**What you need to do**
Search the listing for "from" and copy every line where it appears.

=======

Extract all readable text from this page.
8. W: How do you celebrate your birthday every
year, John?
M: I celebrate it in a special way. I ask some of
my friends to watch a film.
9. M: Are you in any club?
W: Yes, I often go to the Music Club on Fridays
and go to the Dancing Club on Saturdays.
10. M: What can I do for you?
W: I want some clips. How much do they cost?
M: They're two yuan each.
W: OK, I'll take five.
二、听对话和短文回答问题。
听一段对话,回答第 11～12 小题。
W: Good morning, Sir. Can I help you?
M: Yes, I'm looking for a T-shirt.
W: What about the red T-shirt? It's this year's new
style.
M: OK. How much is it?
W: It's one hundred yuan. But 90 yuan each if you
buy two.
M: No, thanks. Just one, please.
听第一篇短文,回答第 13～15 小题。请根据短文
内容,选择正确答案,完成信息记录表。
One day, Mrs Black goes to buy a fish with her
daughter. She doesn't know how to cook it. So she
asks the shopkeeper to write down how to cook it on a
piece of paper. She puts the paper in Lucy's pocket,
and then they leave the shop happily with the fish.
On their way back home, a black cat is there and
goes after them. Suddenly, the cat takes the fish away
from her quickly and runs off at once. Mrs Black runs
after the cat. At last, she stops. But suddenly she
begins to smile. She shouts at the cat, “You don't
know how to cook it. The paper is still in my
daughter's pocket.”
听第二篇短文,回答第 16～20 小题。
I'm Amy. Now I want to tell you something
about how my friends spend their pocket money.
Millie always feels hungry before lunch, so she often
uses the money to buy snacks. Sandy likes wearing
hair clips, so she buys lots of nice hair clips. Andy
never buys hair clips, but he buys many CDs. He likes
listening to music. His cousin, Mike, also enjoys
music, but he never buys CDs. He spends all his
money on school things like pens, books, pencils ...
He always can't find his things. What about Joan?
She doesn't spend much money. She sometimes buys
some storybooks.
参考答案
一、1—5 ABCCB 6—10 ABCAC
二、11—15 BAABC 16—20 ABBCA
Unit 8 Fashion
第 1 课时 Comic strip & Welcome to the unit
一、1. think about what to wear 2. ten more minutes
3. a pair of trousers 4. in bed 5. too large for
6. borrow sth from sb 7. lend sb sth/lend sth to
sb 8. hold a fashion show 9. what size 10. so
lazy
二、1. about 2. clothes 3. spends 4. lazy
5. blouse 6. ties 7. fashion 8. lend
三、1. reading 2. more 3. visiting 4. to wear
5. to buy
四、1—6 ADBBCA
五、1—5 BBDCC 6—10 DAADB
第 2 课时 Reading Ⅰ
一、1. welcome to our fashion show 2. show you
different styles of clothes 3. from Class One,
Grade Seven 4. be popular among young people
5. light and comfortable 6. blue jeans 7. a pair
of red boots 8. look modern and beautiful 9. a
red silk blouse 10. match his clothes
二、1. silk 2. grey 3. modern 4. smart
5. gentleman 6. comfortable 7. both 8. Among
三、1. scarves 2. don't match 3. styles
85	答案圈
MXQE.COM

=======

**Task solution**
Extract all readable text from this page.
from her quickly and runs off at once. Mrs Black runs
6. borrow sth from sb 7. lend sb sth/lend sth to
different styles of clothes 3. from Class One,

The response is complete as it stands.